Look through the entries and report how many lines include the word "background". Give the number alone.

======== Dataset records ========

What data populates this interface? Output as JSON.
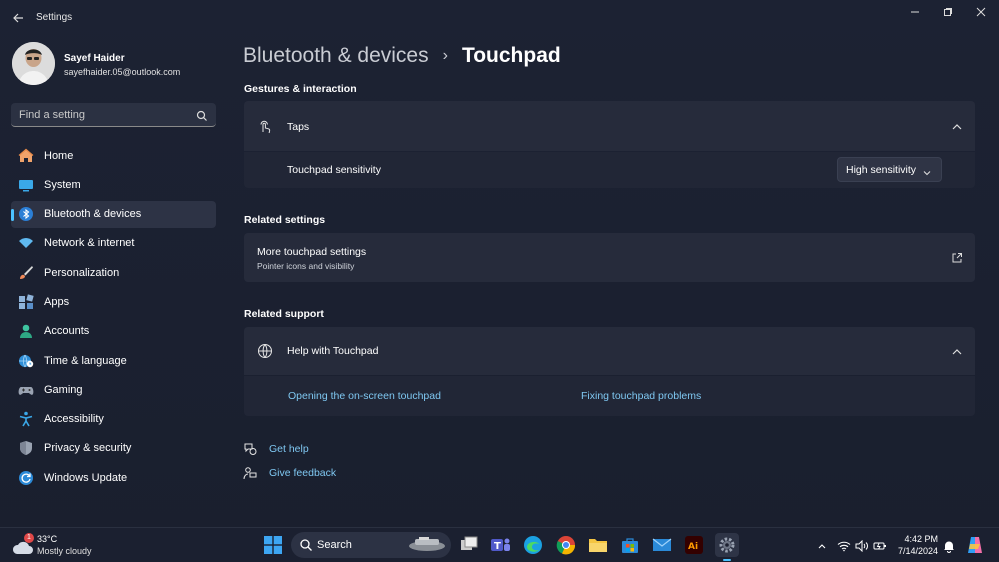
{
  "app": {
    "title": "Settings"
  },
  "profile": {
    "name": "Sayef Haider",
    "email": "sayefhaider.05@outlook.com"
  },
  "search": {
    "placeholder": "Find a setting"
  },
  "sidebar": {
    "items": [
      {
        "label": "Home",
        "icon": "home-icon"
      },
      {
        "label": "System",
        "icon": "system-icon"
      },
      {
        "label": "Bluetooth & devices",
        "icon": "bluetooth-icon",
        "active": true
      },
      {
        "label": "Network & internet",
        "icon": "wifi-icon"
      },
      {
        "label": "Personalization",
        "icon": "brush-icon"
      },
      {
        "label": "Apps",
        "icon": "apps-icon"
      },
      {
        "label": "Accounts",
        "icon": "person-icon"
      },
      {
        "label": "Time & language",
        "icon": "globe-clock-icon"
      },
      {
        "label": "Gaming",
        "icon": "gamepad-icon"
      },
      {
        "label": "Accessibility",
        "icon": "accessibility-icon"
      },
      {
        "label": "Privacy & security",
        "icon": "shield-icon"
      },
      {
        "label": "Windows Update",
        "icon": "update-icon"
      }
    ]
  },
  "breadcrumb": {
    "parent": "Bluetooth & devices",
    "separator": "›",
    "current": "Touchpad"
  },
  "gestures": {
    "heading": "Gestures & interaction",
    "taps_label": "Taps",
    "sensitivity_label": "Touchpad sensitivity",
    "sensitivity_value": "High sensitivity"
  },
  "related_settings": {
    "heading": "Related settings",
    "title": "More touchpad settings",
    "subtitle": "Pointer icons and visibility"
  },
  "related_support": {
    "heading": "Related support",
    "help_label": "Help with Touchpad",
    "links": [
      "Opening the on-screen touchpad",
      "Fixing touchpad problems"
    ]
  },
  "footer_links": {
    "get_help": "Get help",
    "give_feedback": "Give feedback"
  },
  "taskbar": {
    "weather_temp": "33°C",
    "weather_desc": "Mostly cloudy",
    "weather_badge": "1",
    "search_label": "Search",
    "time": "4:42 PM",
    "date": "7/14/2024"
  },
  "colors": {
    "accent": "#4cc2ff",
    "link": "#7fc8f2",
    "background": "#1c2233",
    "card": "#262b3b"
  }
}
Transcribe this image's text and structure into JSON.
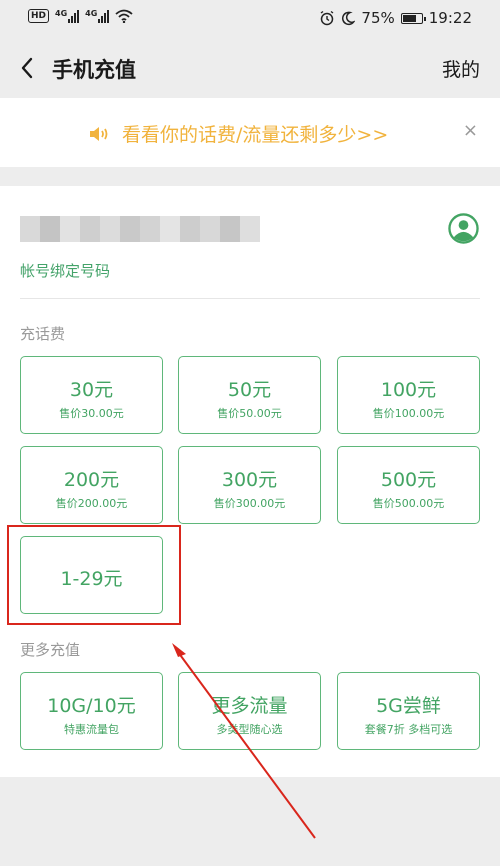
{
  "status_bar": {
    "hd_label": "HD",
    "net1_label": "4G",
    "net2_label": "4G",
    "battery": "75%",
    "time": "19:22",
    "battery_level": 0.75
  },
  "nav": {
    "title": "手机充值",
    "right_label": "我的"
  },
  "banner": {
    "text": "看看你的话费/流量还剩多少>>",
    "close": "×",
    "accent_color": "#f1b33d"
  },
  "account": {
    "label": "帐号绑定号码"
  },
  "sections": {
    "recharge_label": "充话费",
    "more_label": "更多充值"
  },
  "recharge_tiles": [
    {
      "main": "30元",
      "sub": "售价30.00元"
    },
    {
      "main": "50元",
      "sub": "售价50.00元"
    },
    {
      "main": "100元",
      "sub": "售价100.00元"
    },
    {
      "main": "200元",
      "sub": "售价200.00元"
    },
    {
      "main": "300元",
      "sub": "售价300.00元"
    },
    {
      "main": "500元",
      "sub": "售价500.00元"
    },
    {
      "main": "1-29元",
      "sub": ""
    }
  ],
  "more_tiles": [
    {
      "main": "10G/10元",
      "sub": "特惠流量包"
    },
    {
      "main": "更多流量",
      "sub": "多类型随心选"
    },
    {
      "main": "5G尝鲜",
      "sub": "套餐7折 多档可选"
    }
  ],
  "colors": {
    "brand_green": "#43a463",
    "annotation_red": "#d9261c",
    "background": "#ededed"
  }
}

========

Response: 2